▸ **Requirement**
Find the string "nieuwe" in the entries and copy each line that has it.

Saved data entries:
>> Begin

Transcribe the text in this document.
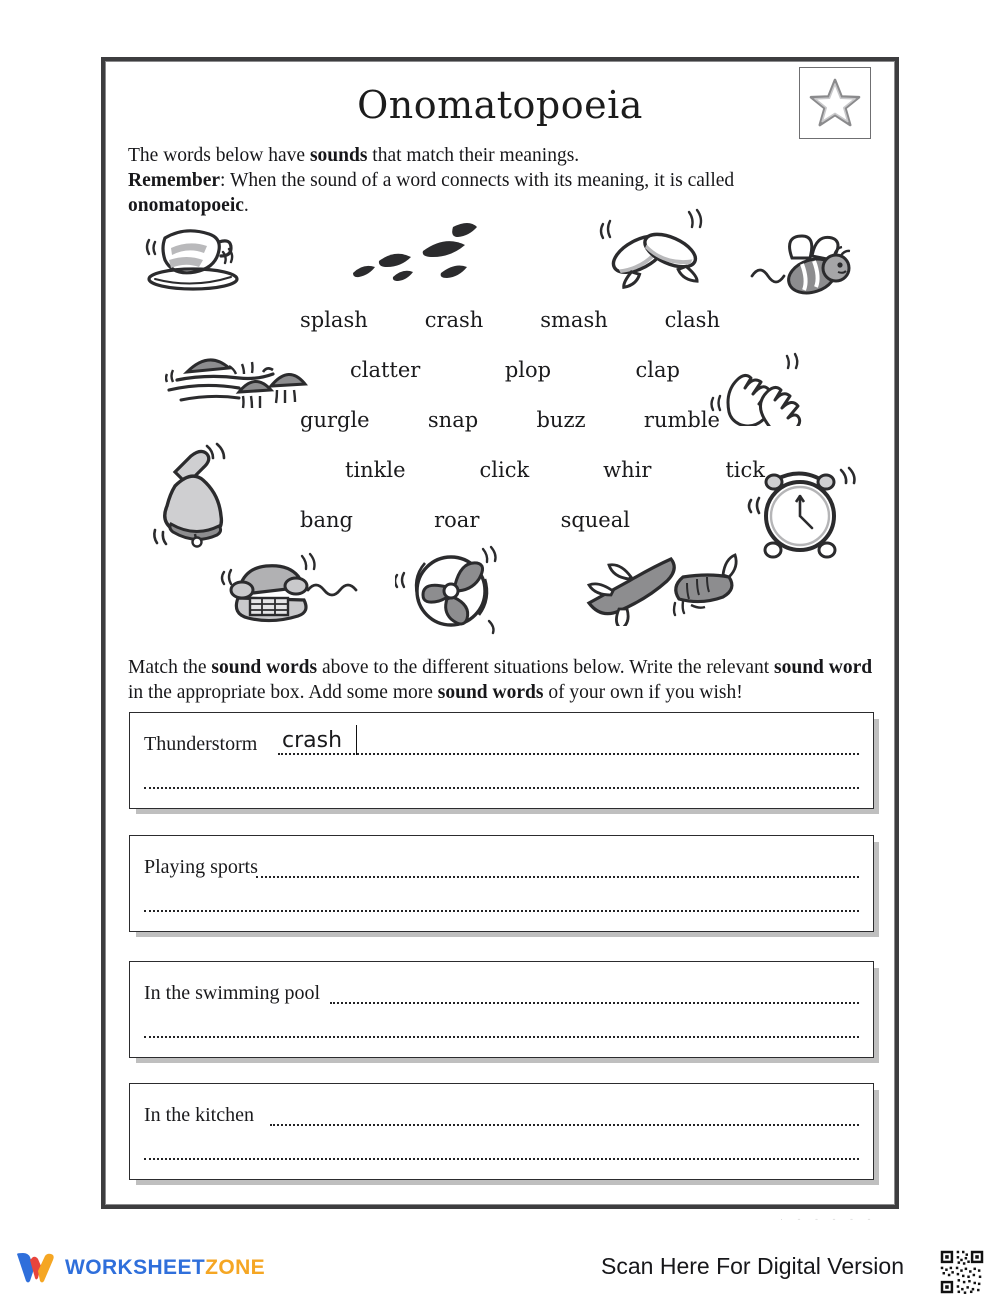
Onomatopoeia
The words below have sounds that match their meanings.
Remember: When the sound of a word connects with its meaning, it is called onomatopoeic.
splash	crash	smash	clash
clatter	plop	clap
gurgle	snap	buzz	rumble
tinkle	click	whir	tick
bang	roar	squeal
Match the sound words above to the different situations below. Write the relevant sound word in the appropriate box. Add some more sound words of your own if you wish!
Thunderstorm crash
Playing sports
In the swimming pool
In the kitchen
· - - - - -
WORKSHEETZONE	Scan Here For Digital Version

>> End
>> Begin

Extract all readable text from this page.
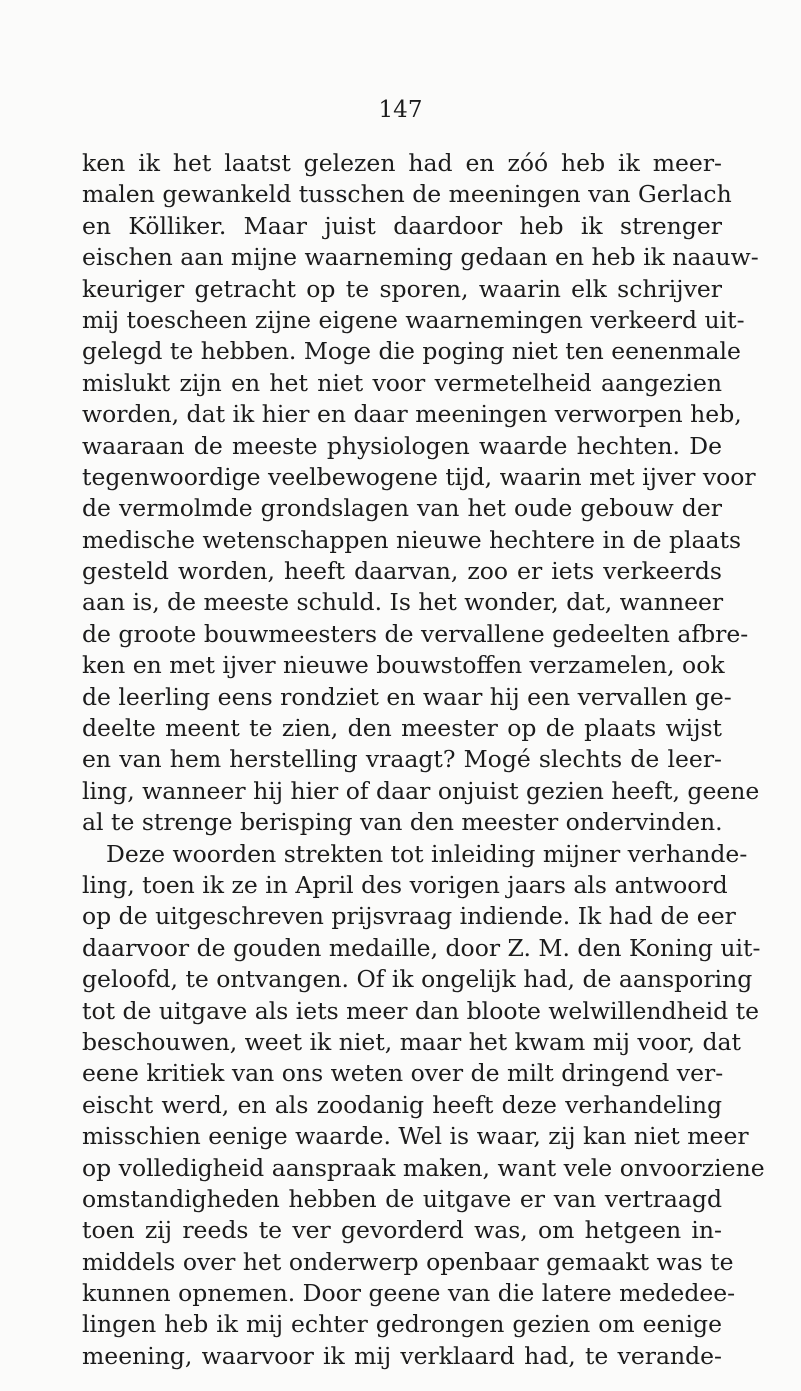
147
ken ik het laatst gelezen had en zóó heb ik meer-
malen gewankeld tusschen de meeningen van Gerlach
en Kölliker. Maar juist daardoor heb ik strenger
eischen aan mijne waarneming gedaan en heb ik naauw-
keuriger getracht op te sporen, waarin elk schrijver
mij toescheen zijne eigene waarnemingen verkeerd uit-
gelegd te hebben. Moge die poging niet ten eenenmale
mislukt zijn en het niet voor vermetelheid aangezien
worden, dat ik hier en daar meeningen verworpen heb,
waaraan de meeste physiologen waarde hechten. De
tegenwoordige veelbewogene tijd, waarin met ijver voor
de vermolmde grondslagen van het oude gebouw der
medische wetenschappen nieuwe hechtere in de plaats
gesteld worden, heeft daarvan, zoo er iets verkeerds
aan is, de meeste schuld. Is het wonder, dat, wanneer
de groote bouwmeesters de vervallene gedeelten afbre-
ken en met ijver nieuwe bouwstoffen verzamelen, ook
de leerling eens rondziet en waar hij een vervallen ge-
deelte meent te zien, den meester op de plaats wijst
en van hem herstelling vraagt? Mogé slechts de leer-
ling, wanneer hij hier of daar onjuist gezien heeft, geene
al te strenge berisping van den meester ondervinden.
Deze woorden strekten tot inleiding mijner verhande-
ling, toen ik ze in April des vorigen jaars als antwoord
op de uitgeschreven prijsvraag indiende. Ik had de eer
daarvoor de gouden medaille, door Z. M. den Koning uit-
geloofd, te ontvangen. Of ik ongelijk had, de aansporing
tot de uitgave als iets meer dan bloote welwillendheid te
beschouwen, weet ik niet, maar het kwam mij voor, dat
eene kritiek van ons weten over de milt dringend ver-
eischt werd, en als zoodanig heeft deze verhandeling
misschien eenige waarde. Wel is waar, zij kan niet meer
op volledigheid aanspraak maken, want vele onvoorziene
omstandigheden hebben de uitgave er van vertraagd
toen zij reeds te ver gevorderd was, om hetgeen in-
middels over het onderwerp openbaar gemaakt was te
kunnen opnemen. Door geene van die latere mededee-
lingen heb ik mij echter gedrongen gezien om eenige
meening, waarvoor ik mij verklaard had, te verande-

>> End

▸ **Exercise output**
medische wetenschappen nieuwe hechtere in de plaats
ken en met ijver nieuwe bouwstoffen verzamelen, ook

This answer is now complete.